### YOUR OBJECTIVE
Reproduce the listing below verbatim, leaving out the picture lines.

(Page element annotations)
━━━━━━━━
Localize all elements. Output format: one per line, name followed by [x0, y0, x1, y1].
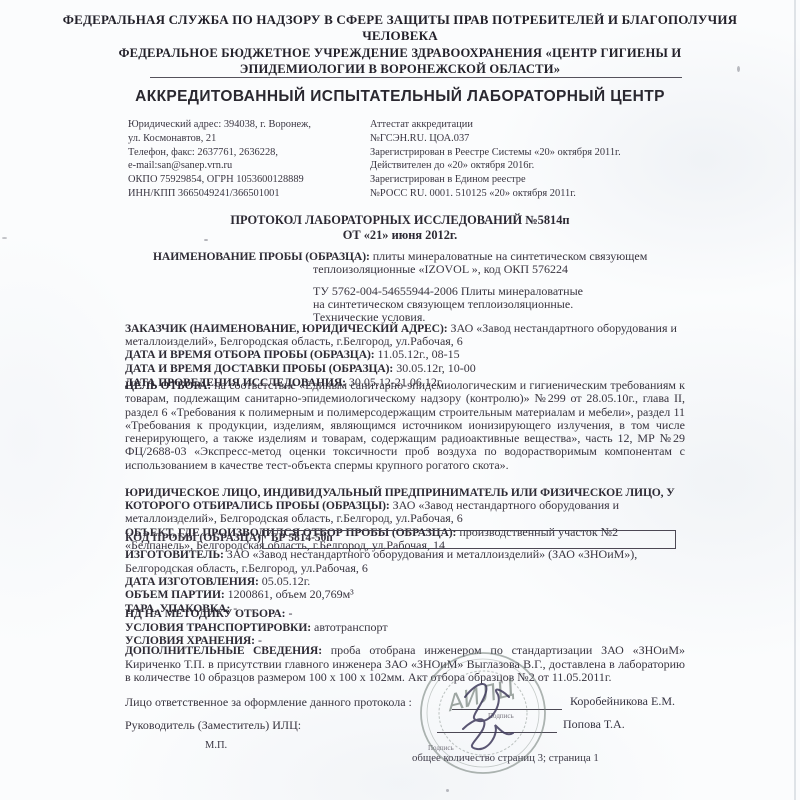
signature-caption: Подпись [488, 712, 514, 720]
header-separator-line [150, 77, 682, 78]
sample-code-label: КОД ПРОБЫ (ОБРАЗЦА) [125, 531, 261, 544]
sample-name-block: НАИМЕНОВАНИЕ ПРОБЫ (ОБРАЗЦА): плиты мине… [125, 250, 685, 325]
header-institution: ФЕДЕРАЛЬНОЕ БЮДЖЕТНОЕ УЧРЕЖДЕНИЕ ЗДРАВОО… [60, 46, 740, 77]
accreditation-line: Зарегистрирован в Едином реестре [370, 173, 710, 187]
sample-code-row: КОД ПРОБЫ (ОБРАЗЦА) БР 5814-50п [125, 530, 685, 548]
seal-place-mark: М.П. [205, 740, 227, 751]
protocol-title-block: ПРОТОКОЛ ЛАБОРАТОРНЫХ ИССЛЕДОВАНИЙ №5814… [60, 213, 740, 243]
address-line: Юридический адрес: 394038, г. Воронеж, [128, 118, 353, 132]
accreditation-line: Аттестат аккредитации [370, 118, 710, 132]
field-row: ЗАКАЗЧИК (НАИМЕНОВАНИЕ, ЮРИДИЧЕСКИЙ АДРЕ… [125, 322, 685, 348]
address-line: e-mail:san@sanep.vrn.ru [128, 159, 353, 173]
responsible-person-name: Коробейникова Е.М. [570, 694, 675, 709]
sample-name-label: НАИМЕНОВАНИЕ ПРОБЫ (ОБРАЗЦА): [153, 250, 370, 263]
signature-line [452, 709, 562, 710]
accreditation-line: №ГСЭН.RU. ЦОА.037 [370, 132, 710, 146]
manufacturer-block: ИЗГОТОВИТЕЛЬ: ЗАО «Завод нестандартного … [125, 548, 685, 616]
field-row: ИЗГОТОВИТЕЛЬ: ЗАО «Завод нестандартного … [125, 548, 685, 575]
address-line: ул. Космонавтов, 21 [128, 132, 353, 146]
address-line: ИНН/КПП 3665049241/366501001 [128, 187, 353, 201]
accreditation-line: Зарегистрирован в Реестре Системы «20» о… [370, 146, 710, 160]
protocol-date: ОТ «21» июня 2012г. [60, 228, 740, 243]
sampling-purpose-paragraph: ЦЕЛЬ ОТБОРА: на соответствие «Единым сан… [125, 379, 685, 472]
field-row: ДАТА И ВРЕМЯ ДОСТАВКИ ПРОБЫ (ОБРАЗЦА): 3… [125, 362, 685, 376]
field-row: НД НА МЕТОДИКУ ОТБОРА: - [125, 607, 685, 621]
scan-speck [2, 237, 7, 239]
signature-caption: Подпись [428, 744, 454, 752]
field-row: ДАТА И ВРЕМЯ ОТБОРА ПРОБЫ (ОБРАЗЦА): 11.… [125, 348, 685, 362]
accreditation-line: №РОСС RU. 0001. 510125 «20» октября 2011… [370, 187, 710, 201]
ilc-head-name: Попова Т.А. [563, 717, 625, 732]
address-line: ОКПО 75929854, ОГРН 1053600128889 [128, 173, 353, 187]
legal-address-block: Юридический адрес: 394038, г. Воронеж, у… [128, 118, 353, 201]
page-count-line: общее количество страниц 3; страница 1 [412, 752, 599, 764]
field-row: УСЛОВИЯ ТРАНСПОРТИРОВКИ: автотранспорт [125, 621, 685, 635]
field-row: ОБЪЕМ ПАРТИИ: 1200861, объем 20,769м³ [125, 588, 685, 602]
transport-storage-block: НД НА МЕТОДИКУ ОТБОРА: - УСЛОВИЯ ТРАНСПО… [125, 607, 685, 648]
lab-center-title: АККРЕДИТОВАННЫЙ ИСПЫТАТЕЛЬНЫЙ ЛАБОРАТОРН… [60, 88, 740, 106]
scanned-protocol-page: ФЕДЕРАЛЬНАЯ СЛУЖБА ПО НАДЗОРУ В СФЕРЕ ЗА… [0, 0, 800, 800]
scan-speck [446, 789, 449, 792]
accreditation-line: Действителен до «20» октября 2016г. [370, 159, 710, 173]
sample-name-line: теплоизоляционные «IZOVOL », код ОКП 576… [125, 263, 685, 276]
signature-line [437, 732, 557, 733]
scan-edge-artifact [794, 0, 796, 800]
field-row: ДАТА ИЗГОТОВЛЕНИЯ: 05.05.12г. [125, 575, 685, 589]
accreditation-block: Аттестат аккредитации №ГСЭН.RU. ЦОА.037 … [370, 118, 710, 201]
field-row: ЮРИДИЧЕСКОЕ ЛИЦО, ИНДИВИДУАЛЬНЫЙ ПРЕДПРИ… [125, 486, 685, 526]
additional-info-paragraph: ДОПОЛНИТЕЛЬНЫЕ СВЕДЕНИЯ: проба отобрана … [125, 644, 685, 684]
protocol-title: ПРОТОКОЛ ЛАБОРАТОРНЫХ ИССЛЕДОВАНИЙ №5814… [60, 213, 740, 228]
address-line: Телефон, факс: 2637761, 2636228, [128, 146, 353, 160]
header-agency: ФЕДЕРАЛЬНАЯ СЛУЖБА ПО НАДЗОРУ В СФЕРЕ ЗА… [60, 12, 740, 43]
━━━━━━━━
### OUTPUT FOR THIS EXERCISE
Localize all elements. Output format: one per line, name followed by [x0, y0, x1, y1].
signature-caption: Подпись [488, 712, 514, 720]
header-separator-line [150, 77, 682, 78]
sample-code-label: КОД ПРОБЫ (ОБРАЗЦА) [125, 531, 261, 544]
sample-name-block: НАИМЕНОВАНИЕ ПРОБЫ (ОБРАЗЦА): плиты мине… [125, 250, 685, 325]
header-institution: ФЕДЕРАЛЬНОЕ БЮДЖЕТНОЕ УЧРЕЖДЕНИЕ ЗДРАВОО… [60, 46, 740, 77]
accreditation-line: Зарегистрирован в Едином реестре [370, 173, 710, 187]
sample-code-row: КОД ПРОБЫ (ОБРАЗЦА) БР 5814-50п [125, 530, 685, 548]
seal-place-mark: М.П. [205, 740, 227, 751]
protocol-title-block: ПРОТОКОЛ ЛАБОРАТОРНЫХ ИССЛЕДОВАНИЙ №5814… [60, 213, 740, 243]
address-line: Юридический адрес: 394038, г. Воронеж, [128, 118, 353, 132]
accreditation-line: Аттестат аккредитации [370, 118, 710, 132]
field-row: ЗАКАЗЧИК (НАИМЕНОВАНИЕ, ЮРИДИЧЕСКИЙ АДРЕ… [125, 322, 685, 348]
address-line: e-mail:san@sanep.vrn.ru [128, 159, 353, 173]
responsible-person-name: Коробейникова Е.М. [570, 694, 675, 709]
sample-name-label: НАИМЕНОВАНИЕ ПРОБЫ (ОБРАЗЦА): [153, 250, 370, 263]
signature-line [452, 709, 562, 710]
accreditation-line: №ГСЭН.RU. ЦОА.037 [370, 132, 710, 146]
manufacturer-block: ИЗГОТОВИТЕЛЬ: ЗАО «Завод нестандартного … [125, 548, 685, 616]
field-row: ИЗГОТОВИТЕЛЬ: ЗАО «Завод нестандартного … [125, 548, 685, 575]
address-line: ул. Космонавтов, 21 [128, 132, 353, 146]
address-line: ИНН/КПП 3665049241/366501001 [128, 187, 353, 201]
accreditation-line: Зарегистрирован в Реестре Системы «20» о… [370, 146, 710, 160]
protocol-date: ОТ «21» июня 2012г. [60, 228, 740, 243]
sampling-purpose-paragraph: ЦЕЛЬ ОТБОРА: на соответствие «Единым сан… [125, 379, 685, 472]
field-row: ДАТА И ВРЕМЯ ДОСТАВКИ ПРОБЫ (ОБРАЗЦА): 3… [125, 362, 685, 376]
field-row: НД НА МЕТОДИКУ ОТБОРА: - [125, 607, 685, 621]
scan-speck [2, 237, 7, 239]
signature-caption: Подпись [428, 744, 454, 752]
field-row: ДАТА И ВРЕМЯ ОТБОРА ПРОБЫ (ОБРАЗЦА): 11.… [125, 348, 685, 362]
accreditation-line: №РОСС RU. 0001. 510125 «20» октября 2011… [370, 187, 710, 201]
ilc-head-name: Попова Т.А. [563, 717, 625, 732]
address-line: ОКПО 75929854, ОГРН 1053600128889 [128, 173, 353, 187]
legal-address-block: Юридический адрес: 394038, г. Воронеж, у… [128, 118, 353, 201]
page-count-line: общее количество страниц 3; страница 1 [412, 752, 599, 764]
field-row: УСЛОВИЯ ТРАНСПОРТИРОВКИ: автотранспорт [125, 621, 685, 635]
field-row: ОБЪЕМ ПАРТИИ: 1200861, объем 20,769м³ [125, 588, 685, 602]
transport-storage-block: НД НА МЕТОДИКУ ОТБОРА: - УСЛОВИЯ ТРАНСПО… [125, 607, 685, 648]
lab-center-title: АККРЕДИТОВАННЫЙ ИСПЫТАТЕЛЬНЫЙ ЛАБОРАТОРН… [60, 88, 740, 106]
scanned-protocol-page: ФЕДЕРАЛЬНАЯ СЛУЖБА ПО НАДЗОРУ В СФЕРЕ ЗА… [0, 0, 800, 800]
scan-speck [446, 789, 449, 792]
accreditation-line: Действителен до «20» октября 2016г. [370, 159, 710, 173]
sample-name-line: теплоизоляционные «IZOVOL », код ОКП 576… [125, 263, 685, 276]
signature-line [437, 732, 557, 733]
scan-edge-artifact [794, 0, 796, 800]
field-row: ДАТА ИЗГОТОВЛЕНИЯ: 05.05.12г. [125, 575, 685, 589]
accreditation-block: Аттестат аккредитации №ГСЭН.RU. ЦОА.037 … [370, 118, 710, 201]
field-row: ЮРИДИЧЕСКОЕ ЛИЦО, ИНДИВИДУАЛЬНЫЙ ПРЕДПРИ… [125, 486, 685, 526]
additional-info-paragraph: ДОПОЛНИТЕЛЬНЫЕ СВЕДЕНИЯ: проба отобрана … [125, 644, 685, 684]
protocol-title: ПРОТОКОЛ ЛАБОРАТОРНЫХ ИССЛЕДОВАНИЙ №5814… [60, 213, 740, 228]
address-line: Телефон, факс: 2637761, 2636228, [128, 146, 353, 160]
header-agency: ФЕДЕРАЛЬНАЯ СЛУЖБА ПО НАДЗОРУ В СФЕРЕ ЗА… [60, 12, 740, 43]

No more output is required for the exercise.